*DESCRIPTION OF THE TASK*
Restate each line word for word. Leave out every picture.

[Records contained in a dataset]

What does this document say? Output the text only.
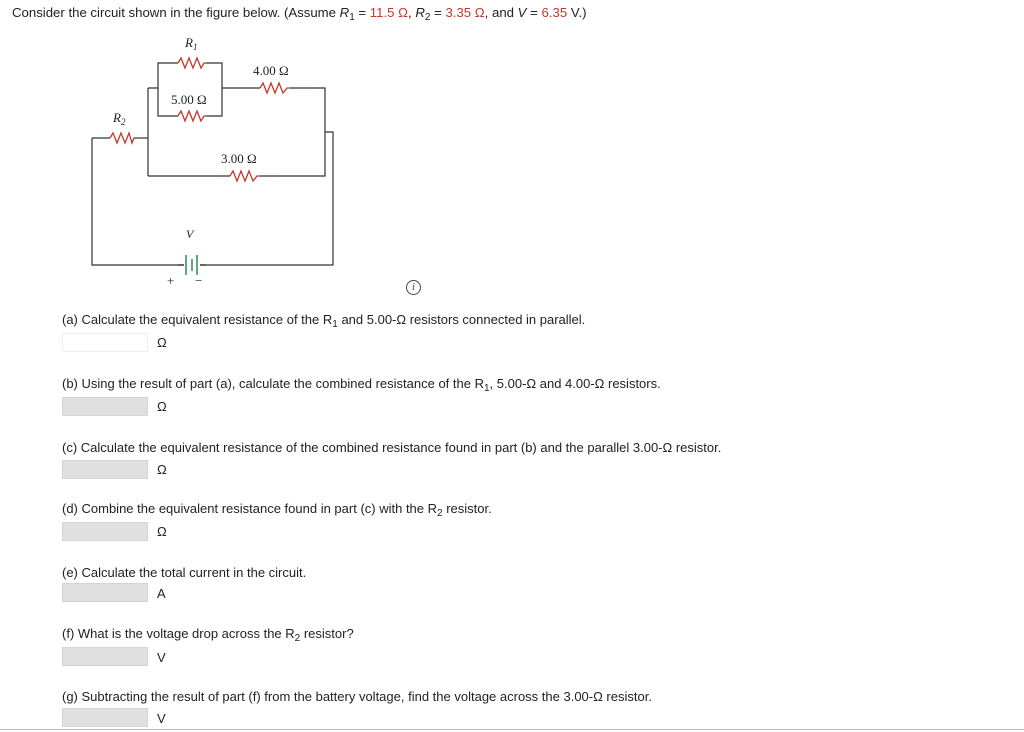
Consider the circuit shown in the figure below. (Assume $R_1 = 11.5$ Ω, $R_2 = 3.35$ Ω, and V = 6.35 V.)
$R_1$
$R_2$
4.00 Ω
5.00 Ω
3.00 Ω
V
+ −	i
(a) Calculate the equivalent resistance of the $R_1$ and 5.00-Ω resistors connected in parallel.
Ω
(b) Using the result of part (a), calculate the combined resistance of the $R_1$, 5.00-Ω and 4.00-Ω resistors.
Ω
(c) Calculate the equivalent resistance of the combined resistance found in part (b) and the parallel 3.00-Ω resistor.
Ω
(d) Combine the equivalent resistance found in part (c) with the $R_2$ resistor.
Ω
(e) Calculate the total current in the circuit.
A
(f) What is the voltage drop across the $R_2$ resistor?
V
(g) Subtracting the result of part (f) from the battery voltage, find the voltage across the 3.00-Ω resistor.
V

*SOLUTION FOR THIS TASK*
What does this document say? Output the text only.
Consider the circuit shown in the figure below. (Assume $R_1 = 11.5$ Ω, $R_2 = 3.35$ Ω, and V = 6.35 V.)
$R_1$
$R_2$
4.00 Ω
5.00 Ω
3.00 Ω
V
+ −	i
(a) Calculate the equivalent resistance of the $R_1$ and 5.00-Ω resistors connected in parallel.
Ω
(b) Using the result of part (a), calculate the combined resistance of the $R_1$, 5.00-Ω and 4.00-Ω resistors.
Ω
(c) Calculate the equivalent resistance of the combined resistance found in part (b) and the parallel 3.00-Ω resistor.
Ω
(d) Combine the equivalent resistance found in part (c) with the $R_2$ resistor.
Ω
(e) Calculate the total current in the circuit.
A
(f) What is the voltage drop across the $R_2$ resistor?
V
(g) Subtracting the result of part (f) from the battery voltage, find the voltage across the 3.00-Ω resistor.
V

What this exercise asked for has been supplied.